DATASET ENTRIES:

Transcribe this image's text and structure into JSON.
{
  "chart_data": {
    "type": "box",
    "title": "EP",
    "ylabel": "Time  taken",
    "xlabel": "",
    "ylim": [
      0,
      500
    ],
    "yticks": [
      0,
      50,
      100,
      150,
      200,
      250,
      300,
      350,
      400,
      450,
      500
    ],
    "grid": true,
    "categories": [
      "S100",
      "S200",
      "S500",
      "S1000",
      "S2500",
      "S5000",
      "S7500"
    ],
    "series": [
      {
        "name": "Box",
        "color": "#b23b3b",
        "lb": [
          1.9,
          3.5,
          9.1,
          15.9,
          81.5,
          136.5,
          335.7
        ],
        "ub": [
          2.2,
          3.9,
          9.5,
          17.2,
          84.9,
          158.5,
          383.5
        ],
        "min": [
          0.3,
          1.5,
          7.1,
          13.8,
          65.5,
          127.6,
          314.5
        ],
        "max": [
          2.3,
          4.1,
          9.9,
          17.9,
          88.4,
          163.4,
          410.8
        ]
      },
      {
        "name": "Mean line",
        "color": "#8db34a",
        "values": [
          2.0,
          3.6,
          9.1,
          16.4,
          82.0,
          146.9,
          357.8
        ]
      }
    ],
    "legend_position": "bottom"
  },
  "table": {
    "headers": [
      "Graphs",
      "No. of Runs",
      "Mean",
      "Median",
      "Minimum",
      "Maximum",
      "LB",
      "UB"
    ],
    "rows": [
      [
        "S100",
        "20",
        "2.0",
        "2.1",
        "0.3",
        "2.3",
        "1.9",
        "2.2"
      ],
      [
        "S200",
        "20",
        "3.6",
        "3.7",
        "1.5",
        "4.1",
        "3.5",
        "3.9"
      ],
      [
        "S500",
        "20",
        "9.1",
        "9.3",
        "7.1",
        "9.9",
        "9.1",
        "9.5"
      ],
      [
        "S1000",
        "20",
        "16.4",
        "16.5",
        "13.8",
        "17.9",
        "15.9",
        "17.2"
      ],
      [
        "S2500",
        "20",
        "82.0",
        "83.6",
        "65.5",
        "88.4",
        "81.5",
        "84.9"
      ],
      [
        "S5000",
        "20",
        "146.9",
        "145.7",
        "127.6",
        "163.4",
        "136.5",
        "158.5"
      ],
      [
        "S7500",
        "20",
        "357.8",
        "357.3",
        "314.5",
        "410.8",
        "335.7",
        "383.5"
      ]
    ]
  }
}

INSTRUCTIONS FOR THE TASK: Reproduce the data shown above exactly.

THE ANSWER:
Transcribe this image's text and structure into JSON.
{
  "chart_data": {
    "type": "box",
    "title": "EP",
    "ylabel": "Time  taken",
    "xlabel": "",
    "ylim": [
      0,
      500
    ],
    "yticks": [
      0,
      50,
      100,
      150,
      200,
      250,
      300,
      350,
      400,
      450,
      500
    ],
    "grid": true,
    "categories": [
      "S100",
      "S200",
      "S500",
      "S1000",
      "S2500",
      "S5000",
      "S7500"
    ],
    "series": [
      {
        "name": "Box",
        "color": "#b23b3b",
        "lb": [
          1.9,
          3.5,
          9.1,
          15.9,
          81.5,
          136.5,
          335.7
        ],
        "ub": [
          2.2,
          3.9,
          9.5,
          17.2,
          84.9,
          158.5,
          383.5
        ],
        "min": [
          0.3,
          1.5,
          7.1,
          13.8,
          65.5,
          127.6,
          314.5
        ],
        "max": [
          2.3,
          4.1,
          9.9,
          17.9,
          88.4,
          163.4,
          410.8
        ]
      },
      {
        "name": "Mean line",
        "color": "#8db34a",
        "values": [
          2.0,
          3.6,
          9.1,
          16.4,
          82.0,
          146.9,
          357.8
        ]
      }
    ],
    "legend_position": "bottom"
  },
  "table": {
    "headers": [
      "Graphs",
      "No. of Runs",
      "Mean",
      "Median",
      "Minimum",
      "Maximum",
      "LB",
      "UB"
    ],
    "rows": [
      [
        "S100",
        "20",
        "2.0",
        "2.1",
        "0.3",
        "2.3",
        "1.9",
        "2.2"
      ],
      [
        "S200",
        "20",
        "3.6",
        "3.7",
        "1.5",
        "4.1",
        "3.5",
        "3.9"
      ],
      [
        "S500",
        "20",
        "9.1",
        "9.3",
        "7.1",
        "9.9",
        "9.1",
        "9.5"
      ],
      [
        "S1000",
        "20",
        "16.4",
        "16.5",
        "13.8",
        "17.9",
        "15.9",
        "17.2"
      ],
      [
        "S2500",
        "20",
        "82.0",
        "83.6",
        "65.5",
        "88.4",
        "81.5",
        "84.9"
      ],
      [
        "S5000",
        "20",
        "146.9",
        "145.7",
        "127.6",
        "163.4",
        "136.5",
        "158.5"
      ],
      [
        "S7500",
        "20",
        "357.8",
        "357.3",
        "314.5",
        "410.8",
        "335.7",
        "383.5"
      ]
    ]
  }
}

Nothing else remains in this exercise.